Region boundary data
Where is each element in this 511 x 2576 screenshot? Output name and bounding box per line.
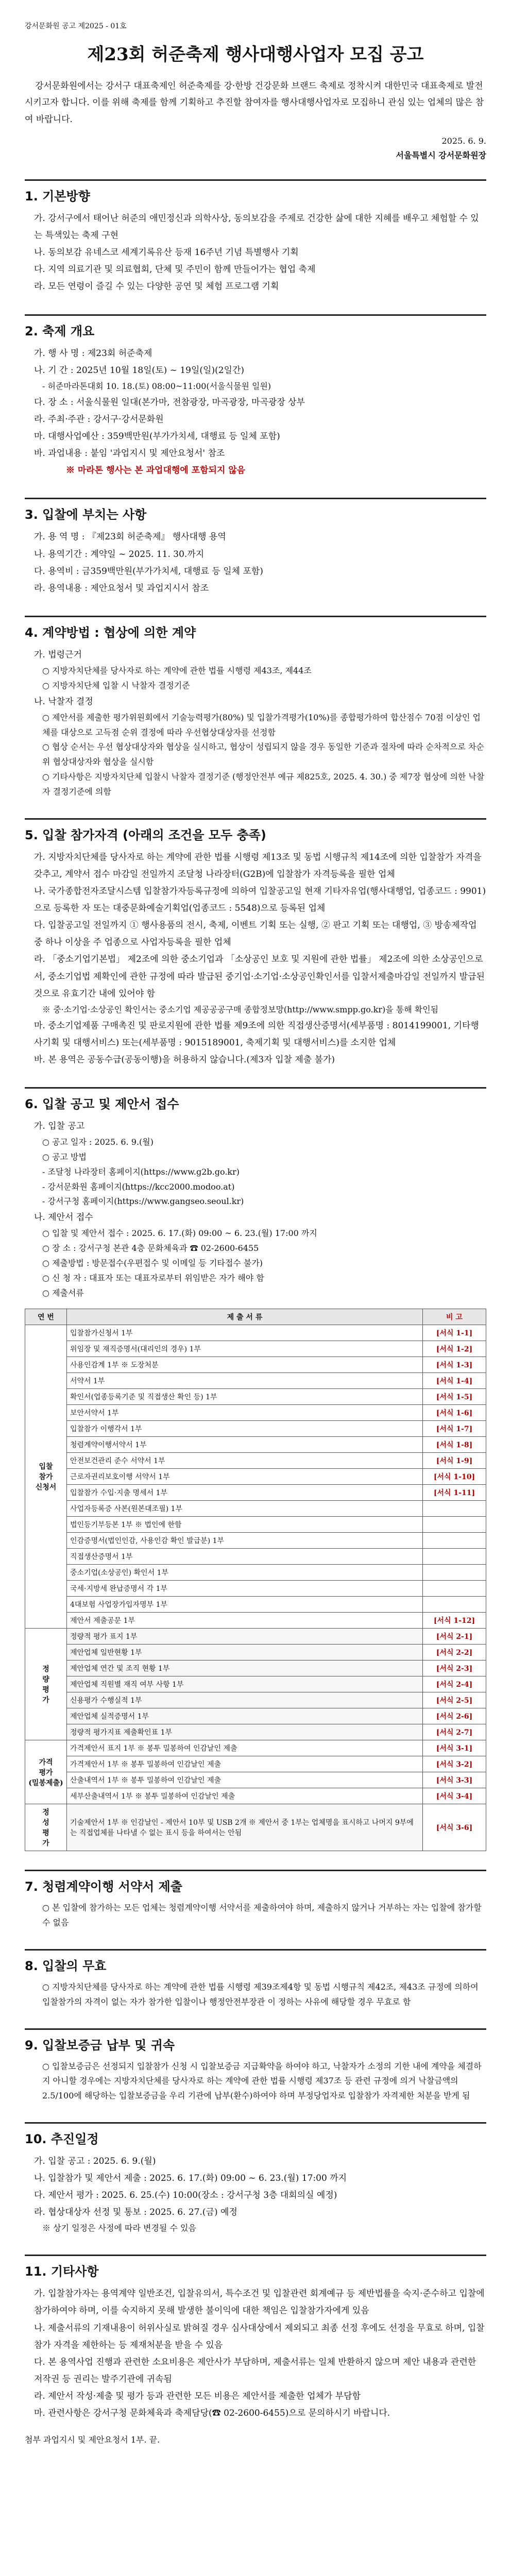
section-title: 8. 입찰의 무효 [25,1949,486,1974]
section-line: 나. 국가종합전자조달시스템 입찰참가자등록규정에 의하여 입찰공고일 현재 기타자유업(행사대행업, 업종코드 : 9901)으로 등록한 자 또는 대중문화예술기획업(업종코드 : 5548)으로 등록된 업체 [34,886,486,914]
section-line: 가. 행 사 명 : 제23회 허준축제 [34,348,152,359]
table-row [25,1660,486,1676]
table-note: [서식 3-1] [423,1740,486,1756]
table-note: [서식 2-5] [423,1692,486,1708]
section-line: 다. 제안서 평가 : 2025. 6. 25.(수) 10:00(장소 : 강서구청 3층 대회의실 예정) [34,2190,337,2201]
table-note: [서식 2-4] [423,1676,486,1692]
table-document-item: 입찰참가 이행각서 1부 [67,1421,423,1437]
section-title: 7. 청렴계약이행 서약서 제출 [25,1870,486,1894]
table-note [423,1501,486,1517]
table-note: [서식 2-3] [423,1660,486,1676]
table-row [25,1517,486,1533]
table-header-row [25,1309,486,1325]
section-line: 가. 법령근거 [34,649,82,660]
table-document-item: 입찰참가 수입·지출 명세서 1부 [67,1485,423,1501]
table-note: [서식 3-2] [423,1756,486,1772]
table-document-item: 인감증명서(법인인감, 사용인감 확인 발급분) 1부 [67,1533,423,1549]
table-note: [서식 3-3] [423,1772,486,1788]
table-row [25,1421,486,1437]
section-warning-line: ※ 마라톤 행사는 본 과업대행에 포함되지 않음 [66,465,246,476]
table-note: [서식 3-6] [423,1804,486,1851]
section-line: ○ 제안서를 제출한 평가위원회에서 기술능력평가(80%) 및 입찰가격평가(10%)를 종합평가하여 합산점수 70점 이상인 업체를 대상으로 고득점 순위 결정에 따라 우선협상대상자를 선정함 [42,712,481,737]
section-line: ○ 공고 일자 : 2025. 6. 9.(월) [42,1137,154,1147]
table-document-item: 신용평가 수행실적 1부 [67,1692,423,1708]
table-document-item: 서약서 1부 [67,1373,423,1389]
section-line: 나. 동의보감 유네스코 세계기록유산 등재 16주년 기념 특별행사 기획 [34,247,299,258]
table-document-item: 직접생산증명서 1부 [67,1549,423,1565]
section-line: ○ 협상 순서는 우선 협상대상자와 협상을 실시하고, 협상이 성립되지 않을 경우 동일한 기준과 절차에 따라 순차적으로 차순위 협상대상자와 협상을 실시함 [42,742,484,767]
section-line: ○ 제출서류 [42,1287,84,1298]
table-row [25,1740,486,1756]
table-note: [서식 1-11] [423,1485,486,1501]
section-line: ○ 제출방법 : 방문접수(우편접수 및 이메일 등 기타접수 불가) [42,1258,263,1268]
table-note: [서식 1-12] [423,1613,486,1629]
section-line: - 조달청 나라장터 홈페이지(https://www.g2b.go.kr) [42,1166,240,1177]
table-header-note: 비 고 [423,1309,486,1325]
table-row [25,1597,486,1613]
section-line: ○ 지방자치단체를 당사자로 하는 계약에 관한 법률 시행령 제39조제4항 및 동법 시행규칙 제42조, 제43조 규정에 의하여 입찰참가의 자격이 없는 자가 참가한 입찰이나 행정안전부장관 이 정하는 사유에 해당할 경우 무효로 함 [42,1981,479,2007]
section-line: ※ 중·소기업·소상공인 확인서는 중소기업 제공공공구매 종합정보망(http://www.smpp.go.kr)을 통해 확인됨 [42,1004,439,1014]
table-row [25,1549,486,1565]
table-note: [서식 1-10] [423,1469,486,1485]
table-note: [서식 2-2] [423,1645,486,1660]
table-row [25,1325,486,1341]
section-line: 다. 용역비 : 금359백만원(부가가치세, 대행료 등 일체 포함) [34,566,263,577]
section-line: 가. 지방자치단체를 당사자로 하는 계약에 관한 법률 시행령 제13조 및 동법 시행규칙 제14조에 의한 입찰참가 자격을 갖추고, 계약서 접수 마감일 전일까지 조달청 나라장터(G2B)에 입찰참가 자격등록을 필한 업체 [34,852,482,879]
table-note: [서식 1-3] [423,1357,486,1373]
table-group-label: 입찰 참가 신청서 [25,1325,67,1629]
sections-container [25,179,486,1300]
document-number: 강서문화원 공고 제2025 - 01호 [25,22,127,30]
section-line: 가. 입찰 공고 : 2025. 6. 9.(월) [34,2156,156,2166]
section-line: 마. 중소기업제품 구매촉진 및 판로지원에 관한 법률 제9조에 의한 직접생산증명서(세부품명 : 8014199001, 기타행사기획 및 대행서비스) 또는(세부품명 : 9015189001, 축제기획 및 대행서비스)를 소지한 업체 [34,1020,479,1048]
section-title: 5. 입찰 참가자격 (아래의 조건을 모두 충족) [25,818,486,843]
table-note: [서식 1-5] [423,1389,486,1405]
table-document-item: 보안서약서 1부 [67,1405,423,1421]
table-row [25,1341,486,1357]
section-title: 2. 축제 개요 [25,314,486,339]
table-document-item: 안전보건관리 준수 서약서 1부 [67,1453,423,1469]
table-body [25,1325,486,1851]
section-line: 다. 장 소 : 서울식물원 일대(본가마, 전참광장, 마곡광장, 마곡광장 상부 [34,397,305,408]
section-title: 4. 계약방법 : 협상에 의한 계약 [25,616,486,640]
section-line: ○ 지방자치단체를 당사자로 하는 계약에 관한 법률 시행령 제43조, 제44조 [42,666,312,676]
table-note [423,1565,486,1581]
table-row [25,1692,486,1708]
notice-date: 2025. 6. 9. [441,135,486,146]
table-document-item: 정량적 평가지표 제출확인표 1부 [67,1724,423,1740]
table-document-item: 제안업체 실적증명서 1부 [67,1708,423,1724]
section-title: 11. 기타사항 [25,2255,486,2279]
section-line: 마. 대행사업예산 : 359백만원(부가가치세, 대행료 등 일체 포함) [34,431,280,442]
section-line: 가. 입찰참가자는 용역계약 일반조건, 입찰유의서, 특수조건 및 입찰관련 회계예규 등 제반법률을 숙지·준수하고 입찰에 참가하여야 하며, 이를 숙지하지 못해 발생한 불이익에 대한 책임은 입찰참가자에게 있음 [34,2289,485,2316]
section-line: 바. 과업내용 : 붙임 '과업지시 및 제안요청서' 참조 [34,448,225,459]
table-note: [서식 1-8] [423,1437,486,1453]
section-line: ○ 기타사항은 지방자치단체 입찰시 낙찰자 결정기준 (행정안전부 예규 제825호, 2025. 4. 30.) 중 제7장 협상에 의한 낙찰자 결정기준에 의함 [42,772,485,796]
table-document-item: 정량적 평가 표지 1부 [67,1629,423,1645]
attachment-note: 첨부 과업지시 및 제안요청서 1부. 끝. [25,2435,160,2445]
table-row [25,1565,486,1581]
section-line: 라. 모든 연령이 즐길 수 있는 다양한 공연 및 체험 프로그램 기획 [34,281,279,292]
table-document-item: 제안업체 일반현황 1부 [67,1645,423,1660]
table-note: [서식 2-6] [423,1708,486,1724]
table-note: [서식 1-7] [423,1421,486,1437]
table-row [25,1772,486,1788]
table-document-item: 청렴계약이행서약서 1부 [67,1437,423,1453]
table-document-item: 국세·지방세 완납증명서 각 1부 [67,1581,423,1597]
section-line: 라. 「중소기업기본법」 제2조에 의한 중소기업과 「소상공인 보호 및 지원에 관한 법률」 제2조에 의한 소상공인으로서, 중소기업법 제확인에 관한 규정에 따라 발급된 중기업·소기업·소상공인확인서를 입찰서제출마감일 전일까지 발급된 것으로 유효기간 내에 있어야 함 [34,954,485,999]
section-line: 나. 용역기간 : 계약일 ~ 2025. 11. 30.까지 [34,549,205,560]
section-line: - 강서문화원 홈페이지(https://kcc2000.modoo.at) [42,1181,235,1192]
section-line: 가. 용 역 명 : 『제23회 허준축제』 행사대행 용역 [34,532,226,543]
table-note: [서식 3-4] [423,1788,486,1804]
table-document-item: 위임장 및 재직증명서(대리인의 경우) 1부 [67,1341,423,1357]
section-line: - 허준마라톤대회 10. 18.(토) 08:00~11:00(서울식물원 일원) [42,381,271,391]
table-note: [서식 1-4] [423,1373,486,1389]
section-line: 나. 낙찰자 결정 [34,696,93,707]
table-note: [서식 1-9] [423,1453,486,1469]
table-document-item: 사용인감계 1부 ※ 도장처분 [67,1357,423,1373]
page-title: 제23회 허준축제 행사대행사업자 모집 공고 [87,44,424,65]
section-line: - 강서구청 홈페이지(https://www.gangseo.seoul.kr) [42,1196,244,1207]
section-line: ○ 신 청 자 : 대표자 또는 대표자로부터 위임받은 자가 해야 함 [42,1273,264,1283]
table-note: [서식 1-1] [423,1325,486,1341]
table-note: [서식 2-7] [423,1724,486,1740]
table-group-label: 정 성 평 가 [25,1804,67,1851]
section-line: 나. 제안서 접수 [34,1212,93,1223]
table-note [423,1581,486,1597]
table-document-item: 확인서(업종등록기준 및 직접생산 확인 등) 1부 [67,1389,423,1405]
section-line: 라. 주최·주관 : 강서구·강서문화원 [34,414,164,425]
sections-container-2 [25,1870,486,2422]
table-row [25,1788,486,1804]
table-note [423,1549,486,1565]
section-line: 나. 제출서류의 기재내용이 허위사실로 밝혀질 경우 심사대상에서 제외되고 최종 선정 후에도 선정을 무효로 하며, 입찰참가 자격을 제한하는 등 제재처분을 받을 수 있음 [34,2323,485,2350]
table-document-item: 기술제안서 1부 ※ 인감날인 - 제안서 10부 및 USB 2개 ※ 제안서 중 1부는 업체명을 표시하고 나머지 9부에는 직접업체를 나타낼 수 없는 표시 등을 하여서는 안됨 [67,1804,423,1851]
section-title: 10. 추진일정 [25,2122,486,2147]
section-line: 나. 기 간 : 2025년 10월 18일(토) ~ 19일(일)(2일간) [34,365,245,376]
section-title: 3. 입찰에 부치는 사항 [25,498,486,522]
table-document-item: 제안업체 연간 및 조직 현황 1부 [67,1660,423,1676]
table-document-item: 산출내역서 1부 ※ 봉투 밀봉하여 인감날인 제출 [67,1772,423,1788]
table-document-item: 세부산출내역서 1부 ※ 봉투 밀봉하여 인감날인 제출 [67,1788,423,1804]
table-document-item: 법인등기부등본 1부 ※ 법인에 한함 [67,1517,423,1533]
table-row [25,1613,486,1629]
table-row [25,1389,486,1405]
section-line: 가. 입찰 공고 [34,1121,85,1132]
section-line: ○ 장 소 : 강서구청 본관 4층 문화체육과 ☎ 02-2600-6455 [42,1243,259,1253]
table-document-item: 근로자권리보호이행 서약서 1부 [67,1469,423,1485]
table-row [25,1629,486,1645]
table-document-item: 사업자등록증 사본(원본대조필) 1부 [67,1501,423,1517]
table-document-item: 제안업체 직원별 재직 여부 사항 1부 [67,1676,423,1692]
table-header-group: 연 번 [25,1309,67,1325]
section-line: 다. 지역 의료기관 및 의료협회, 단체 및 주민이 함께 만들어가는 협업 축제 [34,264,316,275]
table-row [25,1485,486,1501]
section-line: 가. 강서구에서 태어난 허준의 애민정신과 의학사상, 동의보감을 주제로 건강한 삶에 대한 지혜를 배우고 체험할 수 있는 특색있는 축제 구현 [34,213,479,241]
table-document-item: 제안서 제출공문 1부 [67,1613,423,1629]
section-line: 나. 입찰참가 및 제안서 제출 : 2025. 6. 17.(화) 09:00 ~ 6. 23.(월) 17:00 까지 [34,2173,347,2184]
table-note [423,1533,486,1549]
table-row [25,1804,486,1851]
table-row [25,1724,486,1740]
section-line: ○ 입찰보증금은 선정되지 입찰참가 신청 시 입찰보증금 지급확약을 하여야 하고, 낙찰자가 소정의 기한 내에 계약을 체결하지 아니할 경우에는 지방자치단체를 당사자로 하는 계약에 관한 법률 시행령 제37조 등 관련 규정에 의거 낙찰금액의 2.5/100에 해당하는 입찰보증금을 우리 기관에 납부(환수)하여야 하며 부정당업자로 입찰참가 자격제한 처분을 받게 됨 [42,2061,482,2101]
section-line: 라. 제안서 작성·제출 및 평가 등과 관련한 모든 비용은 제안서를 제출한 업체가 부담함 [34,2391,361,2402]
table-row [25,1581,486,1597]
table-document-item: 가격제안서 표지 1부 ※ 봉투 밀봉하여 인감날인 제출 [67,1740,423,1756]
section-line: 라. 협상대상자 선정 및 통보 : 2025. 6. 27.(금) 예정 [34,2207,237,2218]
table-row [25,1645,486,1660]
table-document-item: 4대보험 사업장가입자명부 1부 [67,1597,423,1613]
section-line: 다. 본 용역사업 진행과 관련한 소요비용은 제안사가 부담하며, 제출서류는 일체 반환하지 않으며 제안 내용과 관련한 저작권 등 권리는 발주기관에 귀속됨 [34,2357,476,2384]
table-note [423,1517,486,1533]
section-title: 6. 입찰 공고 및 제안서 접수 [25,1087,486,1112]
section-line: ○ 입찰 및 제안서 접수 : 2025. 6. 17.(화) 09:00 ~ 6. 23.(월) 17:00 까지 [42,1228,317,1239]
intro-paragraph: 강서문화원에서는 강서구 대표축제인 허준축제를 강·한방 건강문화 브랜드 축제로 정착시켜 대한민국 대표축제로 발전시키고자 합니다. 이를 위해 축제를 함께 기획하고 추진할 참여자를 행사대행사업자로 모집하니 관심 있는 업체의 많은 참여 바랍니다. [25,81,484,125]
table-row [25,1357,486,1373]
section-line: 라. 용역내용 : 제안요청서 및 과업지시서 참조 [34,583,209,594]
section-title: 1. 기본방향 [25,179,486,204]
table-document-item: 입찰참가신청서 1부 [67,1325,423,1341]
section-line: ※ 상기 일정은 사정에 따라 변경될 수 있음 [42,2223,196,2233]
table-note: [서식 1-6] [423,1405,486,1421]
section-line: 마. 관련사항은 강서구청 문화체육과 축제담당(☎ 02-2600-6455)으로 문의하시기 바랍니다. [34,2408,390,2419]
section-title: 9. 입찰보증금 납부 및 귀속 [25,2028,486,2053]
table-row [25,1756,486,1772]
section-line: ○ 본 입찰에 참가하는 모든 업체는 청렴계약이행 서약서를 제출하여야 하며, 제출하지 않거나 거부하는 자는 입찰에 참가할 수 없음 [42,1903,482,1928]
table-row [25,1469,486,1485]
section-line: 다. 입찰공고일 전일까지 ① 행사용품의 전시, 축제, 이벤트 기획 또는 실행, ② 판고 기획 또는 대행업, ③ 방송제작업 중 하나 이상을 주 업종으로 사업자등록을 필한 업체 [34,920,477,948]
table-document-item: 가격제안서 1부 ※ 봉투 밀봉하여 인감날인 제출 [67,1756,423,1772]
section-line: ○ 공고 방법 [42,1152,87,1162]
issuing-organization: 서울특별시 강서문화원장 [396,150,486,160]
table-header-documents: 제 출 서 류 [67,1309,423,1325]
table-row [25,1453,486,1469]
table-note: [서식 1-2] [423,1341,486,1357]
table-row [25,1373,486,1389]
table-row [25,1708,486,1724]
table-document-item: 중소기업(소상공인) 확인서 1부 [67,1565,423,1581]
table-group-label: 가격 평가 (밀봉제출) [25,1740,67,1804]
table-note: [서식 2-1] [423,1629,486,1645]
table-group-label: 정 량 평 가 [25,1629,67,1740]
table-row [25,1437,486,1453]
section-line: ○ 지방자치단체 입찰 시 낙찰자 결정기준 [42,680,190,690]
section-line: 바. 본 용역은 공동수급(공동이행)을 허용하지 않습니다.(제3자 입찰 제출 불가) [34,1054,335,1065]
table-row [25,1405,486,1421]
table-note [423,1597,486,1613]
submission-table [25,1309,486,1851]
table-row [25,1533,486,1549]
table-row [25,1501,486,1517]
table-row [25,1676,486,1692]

-- TASK DIRECTIONS --
Please copy out the entries above unchanged, starting at the line that contains "section-title: 8. 입찰의 무효 [25,1949,486,1974]" and stopping after the line that contains "section-warning-line: ※ 마라톤".

-- SOLUTION BELOW --
section-title: 8. 입찰의 무효 [25,1949,486,1974]
section-line: 나. 국가종합전자조달시스템 입찰참가자등록규정에 의하여 입찰공고일 현재 기타자유업(행사대행업, 업종코드 : 9901)으로 등록한 자 또는 대중문화예술기획업(업종코드 : 5548)으로 등록된 업체 [34,886,486,914]
section-line: 가. 행 사 명 : 제23회 허준축제 [34,348,152,359]
table-row [25,1660,486,1676]
table-note: [서식 3-1] [423,1740,486,1756]
table-note: [서식 2-5] [423,1692,486,1708]
section-line: 다. 제안서 평가 : 2025. 6. 25.(수) 10:00(장소 : 강서구청 3층 대회의실 예정) [34,2190,337,2201]
table-note: [서식 2-4] [423,1676,486,1692]
table-document-item: 입찰참가 이행각서 1부 [67,1421,423,1437]
section-title: 7. 청렴계약이행 서약서 제출 [25,1870,486,1894]
table-note [423,1501,486,1517]
table-note: [서식 2-3] [423,1660,486,1676]
table-row [25,1517,486,1533]
table-header-row [25,1309,486,1325]
section-line: 가. 법령근거 [34,649,82,660]
table-document-item: 입찰참가 수입·지출 명세서 1부 [67,1485,423,1501]
table-note: [서식 3-2] [423,1756,486,1772]
table-document-item: 인감증명서(법인인감, 사용인감 확인 발급분) 1부 [67,1533,423,1549]
table-note: [서식 3-3] [423,1772,486,1788]
table-row [25,1421,486,1437]
section-warning-line: ※ 마라톤 행사는 본 과업대행에 포함되지 않음 [66,465,246,476]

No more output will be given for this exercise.